Pull every "type" line out of the data below.

Records that describe figures:

════════════════════

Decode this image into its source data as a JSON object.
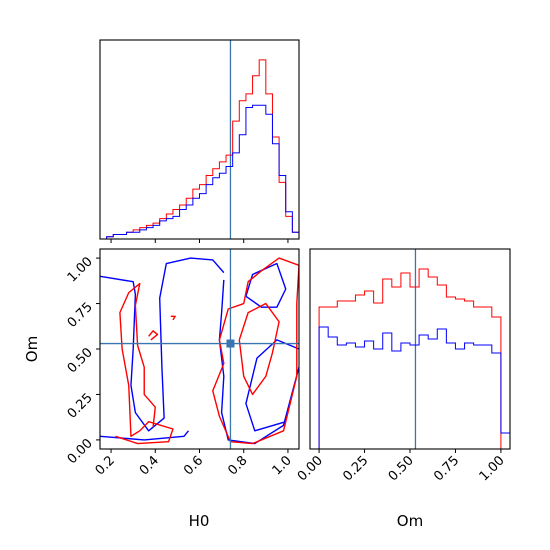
{
  "chart_data": {
    "type": "corner",
    "parameters": [
      "H0",
      "Om"
    ],
    "truths": {
      "H0": 0.74,
      "Om": 0.53
    },
    "colors": {
      "series_a": "#ff0000",
      "series_b": "#0000ff",
      "truth": "#3b75af"
    },
    "panels": [
      {
        "id": "h0-marginal",
        "type": "histogram",
        "xlim": [
          0.15,
          1.05
        ],
        "x_ticks": [
          0.2,
          0.4,
          0.6,
          0.8,
          1.0
        ],
        "bins": [
          0.15,
          0.18,
          0.21,
          0.24,
          0.27,
          0.3,
          0.33,
          0.36,
          0.39,
          0.42,
          0.45,
          0.48,
          0.51,
          0.54,
          0.57,
          0.6,
          0.63,
          0.66,
          0.69,
          0.72,
          0.75,
          0.78,
          0.81,
          0.84,
          0.87,
          0.9,
          0.93,
          0.96,
          0.99,
          1.02,
          1.05
        ],
        "series": [
          {
            "color_key": "series_a",
            "values": [
              0,
              1,
              2,
              2,
              3,
              4,
              5,
              6,
              7,
              9,
              11,
              13,
              15,
              18,
              22,
              24,
              28,
              31,
              34,
              37,
              52,
              61,
              64,
              72,
              79,
              64,
              45,
              25,
              10,
              3
            ]
          },
          {
            "color_key": "series_b",
            "values": [
              0,
              1,
              2,
              2,
              3,
              3,
              4,
              5,
              6,
              8,
              9,
              10,
              13,
              15,
              18,
              20,
              24,
              27,
              29,
              32,
              38,
              46,
              58,
              59,
              59,
              55,
              42,
              28,
              12,
              3
            ]
          }
        ],
        "truth": 0.74
      },
      {
        "id": "om-marginal",
        "type": "histogram",
        "xlim": [
          -0.05,
          1.05
        ],
        "x_ticks": [
          "0.00",
          "0.25",
          "0.50",
          "0.75",
          "1.00"
        ],
        "x_tick_values": [
          0.0,
          0.25,
          0.5,
          0.75,
          1.0
        ],
        "xlabel": "Om",
        "bins": [
          -0.05,
          0.0,
          0.05,
          0.1,
          0.15,
          0.2,
          0.25,
          0.3,
          0.35,
          0.4,
          0.45,
          0.5,
          0.55,
          0.6,
          0.65,
          0.7,
          0.75,
          0.8,
          0.85,
          0.9,
          0.95,
          1.0,
          1.05
        ],
        "series": [
          {
            "color_key": "series_a",
            "values": [
              0,
              71,
              71,
              74,
              74,
              77,
              79,
              73,
              85,
              81,
              88,
              81,
              90,
              86,
              82,
              76,
              75,
              74,
              71,
              71,
              66,
              0
            ]
          },
          {
            "color_key": "series_b",
            "values": [
              0,
              61,
              56,
              52,
              53,
              51,
              54,
              50,
              58,
              49,
              53,
              52,
              57,
              55,
              60,
              53,
              50,
              53,
              52,
              52,
              48,
              8
            ]
          }
        ],
        "truth": 0.53
      },
      {
        "id": "h0-om-joint",
        "type": "contour",
        "xlim": [
          0.15,
          1.05
        ],
        "ylim": [
          -0.05,
          1.05
        ],
        "x_ticks": [
          0.2,
          0.4,
          0.6,
          0.8,
          1.0
        ],
        "x_tick_labels": [
          "0.2",
          "0.4",
          "0.6",
          "0.8",
          "1.0"
        ],
        "y_ticks": [
          0.0,
          0.25,
          0.5,
          0.75,
          1.0
        ],
        "y_tick_labels": [
          "0.00",
          "0.25",
          "0.50",
          "0.75",
          "1.00"
        ],
        "xlabel": "H0",
        "ylabel": "Om",
        "truth": [
          0.74,
          0.53
        ],
        "contours": [
          {
            "color_key": "series_b",
            "points": [
              [
                0.15,
                0.9
              ],
              [
                0.3,
                0.87
              ],
              [
                0.31,
                0.8
              ],
              [
                0.3,
                0.5
              ],
              [
                0.29,
                0.3
              ],
              [
                0.31,
                0.15
              ],
              [
                0.37,
                0.05
              ],
              [
                0.44,
                0.12
              ],
              [
                0.43,
                0.4
              ],
              [
                0.42,
                0.78
              ],
              [
                0.45,
                0.97
              ],
              [
                0.56,
                1.0
              ],
              [
                0.66,
                0.99
              ],
              [
                0.71,
                0.92
              ]
            ]
          },
          {
            "color_key": "series_b",
            "points": [
              [
                0.15,
                0.02
              ],
              [
                0.35,
                0.0
              ],
              [
                0.53,
                0.02
              ],
              [
                0.55,
                0.05
              ]
            ]
          },
          {
            "color_key": "series_b",
            "points": [
              [
                0.71,
                0.88
              ],
              [
                0.7,
                0.7
              ],
              [
                0.69,
                0.55
              ],
              [
                0.71,
                0.35
              ],
              [
                0.7,
                0.15
              ],
              [
                0.73,
                0.0
              ],
              [
                0.85,
                -0.02
              ],
              [
                0.98,
                0.08
              ],
              [
                1.05,
                0.4
              ]
            ]
          },
          {
            "color_key": "series_b",
            "points": [
              [
                1.05,
                0.5
              ],
              [
                0.95,
                0.55
              ],
              [
                0.86,
                0.45
              ],
              [
                0.81,
                0.2
              ],
              [
                0.85,
                0.05
              ],
              [
                0.99,
                0.1
              ]
            ]
          },
          {
            "color_key": "series_b",
            "points": [
              [
                0.81,
                0.79
              ],
              [
                0.84,
                0.91
              ],
              [
                0.95,
                0.97
              ],
              [
                0.99,
                0.83
              ],
              [
                0.95,
                0.73
              ],
              [
                0.88,
                0.73
              ],
              [
                0.81,
                0.79
              ]
            ]
          },
          {
            "color_key": "series_b",
            "points": [
              [
                0.15,
                0.98
              ],
              [
                0.13,
                0.96
              ],
              [
                0.15,
                0.94
              ]
            ]
          },
          {
            "color_key": "series_a",
            "points": [
              [
                0.22,
                0.02
              ],
              [
                0.32,
                -0.02
              ],
              [
                0.46,
                -0.01
              ],
              [
                0.48,
                0.06
              ],
              [
                0.37,
                0.1
              ],
              [
                0.33,
                0.05
              ],
              [
                0.29,
                0.02
              ],
              [
                0.28,
                0.3
              ],
              [
                0.25,
                0.5
              ],
              [
                0.24,
                0.7
              ],
              [
                0.28,
                0.81
              ],
              [
                0.33,
                0.86
              ],
              [
                0.31,
                0.74
              ],
              [
                0.32,
                0.52
              ],
              [
                0.35,
                0.4
              ],
              [
                0.35,
                0.25
              ],
              [
                0.4,
                0.18
              ],
              [
                0.39,
                0.07
              ]
            ]
          },
          {
            "color_key": "series_a",
            "points": [
              [
                0.74,
                -0.01
              ],
              [
                0.84,
                -0.02
              ],
              [
                0.98,
                0.05
              ],
              [
                1.04,
                0.35
              ],
              [
                1.04,
                0.75
              ],
              [
                1.05,
                0.96
              ],
              [
                0.96,
                1.0
              ],
              [
                0.88,
                0.93
              ],
              [
                0.82,
                0.87
              ],
              [
                0.8,
                0.75
              ],
              [
                0.73,
                0.72
              ],
              [
                0.69,
                0.55
              ],
              [
                0.71,
                0.42
              ],
              [
                0.66,
                0.27
              ],
              [
                0.69,
                0.13
              ],
              [
                0.74,
                -0.01
              ]
            ]
          },
          {
            "color_key": "series_a",
            "points": [
              [
                0.78,
                0.55
              ],
              [
                0.82,
                0.7
              ],
              [
                0.9,
                0.75
              ],
              [
                0.96,
                0.65
              ],
              [
                0.93,
                0.48
              ],
              [
                0.9,
                0.35
              ],
              [
                0.84,
                0.25
              ],
              [
                0.8,
                0.35
              ],
              [
                0.78,
                0.55
              ]
            ]
          },
          {
            "color_key": "series_a",
            "points": [
              [
                0.38,
                0.55
              ],
              [
                0.41,
                0.58
              ],
              [
                0.39,
                0.6
              ],
              [
                0.37,
                0.57
              ]
            ]
          },
          {
            "color_key": "series_a",
            "points": [
              [
                0.48,
                0.66
              ],
              [
                0.49,
                0.68
              ],
              [
                0.47,
                0.68
              ]
            ]
          }
        ]
      }
    ]
  }
}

════════════════════

Task result:
    "type": "corner",
        "type": "histogram",
        "type": "histogram",
        "type": "contour",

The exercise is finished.